---- DATASET ROWS

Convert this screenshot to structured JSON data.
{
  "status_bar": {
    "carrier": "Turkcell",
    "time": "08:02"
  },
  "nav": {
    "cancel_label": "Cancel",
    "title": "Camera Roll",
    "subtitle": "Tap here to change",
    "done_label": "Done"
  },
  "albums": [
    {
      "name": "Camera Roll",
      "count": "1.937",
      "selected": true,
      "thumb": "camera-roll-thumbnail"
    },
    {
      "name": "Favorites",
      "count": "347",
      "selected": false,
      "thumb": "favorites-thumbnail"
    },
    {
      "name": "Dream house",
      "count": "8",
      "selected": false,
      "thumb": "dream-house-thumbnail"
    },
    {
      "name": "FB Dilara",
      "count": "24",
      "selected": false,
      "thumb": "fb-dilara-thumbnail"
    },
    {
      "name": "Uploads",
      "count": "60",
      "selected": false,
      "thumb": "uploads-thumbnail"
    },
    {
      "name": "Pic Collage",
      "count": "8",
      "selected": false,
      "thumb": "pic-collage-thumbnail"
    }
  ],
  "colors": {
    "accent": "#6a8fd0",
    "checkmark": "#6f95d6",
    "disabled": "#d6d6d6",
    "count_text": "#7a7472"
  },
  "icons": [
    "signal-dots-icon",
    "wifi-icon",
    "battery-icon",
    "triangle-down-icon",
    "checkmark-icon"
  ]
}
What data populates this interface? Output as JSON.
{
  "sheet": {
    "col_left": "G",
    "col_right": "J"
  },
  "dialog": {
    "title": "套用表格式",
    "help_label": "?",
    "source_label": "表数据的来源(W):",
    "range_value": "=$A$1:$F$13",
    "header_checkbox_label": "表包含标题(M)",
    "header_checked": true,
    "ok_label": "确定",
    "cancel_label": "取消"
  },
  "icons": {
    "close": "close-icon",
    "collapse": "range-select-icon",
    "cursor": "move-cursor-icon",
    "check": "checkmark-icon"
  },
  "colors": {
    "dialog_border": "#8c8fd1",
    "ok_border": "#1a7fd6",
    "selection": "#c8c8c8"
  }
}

--------

Write out the whole listing again. Match it word for word.

Convert this screenshot to structured JSON data.
{
  "status_bar": {
    "carrier": "Turkcell",
    "time": "08:02"
  },
  "nav": {
    "cancel_label": "Cancel",
    "title": "Camera Roll",
    "subtitle": "Tap here to change",
    "done_label": "Done"
  },
  "albums": [
    {
      "name": "Camera Roll",
      "count": "1.937",
      "selected": true,
      "thumb": "camera-roll-thumbnail"
    },
    {
      "name": "Favorites",
      "count": "347",
      "selected": false,
      "thumb": "favorites-thumbnail"
    },
    {
      "name": "Dream house",
      "count": "8",
      "selected": false,
      "thumb": "dream-house-thumbnail"
    },
    {
      "name": "FB Dilara",
      "count": "24",
      "selected": false,
      "thumb": "fb-dilara-thumbnail"
    },
    {
      "name": "Uploads",
      "count": "60",
      "selected": false,
      "thumb": "uploads-thumbnail"
    },
    {
      "name": "Pic Collage",
      "count": "8",
      "selected": false,
      "thumb": "pic-collage-thumbnail"
    }
  ],
  "colors": {
    "accent": "#6a8fd0",
    "checkmark": "#6f95d6",
    "disabled": "#d6d6d6",
    "count_text": "#7a7472"
  },
  "icons": [
    "signal-dots-icon",
    "wifi-icon",
    "battery-icon",
    "triangle-down-icon",
    "checkmark-icon"
  ]
}
What data populates this interface? Output as JSON.
{
  "sheet": {
    "col_left": "G",
    "col_right": "J"
  },
  "dialog": {
    "title": "套用表格式",
    "help_label": "?",
    "source_label": "表数据的来源(W):",
    "range_value": "=$A$1:$F$13",
    "header_checkbox_label": "表包含标题(M)",
    "header_checked": true,
    "ok_label": "确定",
    "cancel_label": "取消"
  },
  "icons": {
    "close": "close-icon",
    "collapse": "range-select-icon",
    "cursor": "move-cursor-icon",
    "check": "checkmark-icon"
  },
  "colors": {
    "dialog_border": "#8c8fd1",
    "ok_border": "#1a7fd6",
    "selection": "#c8c8c8"
  }
}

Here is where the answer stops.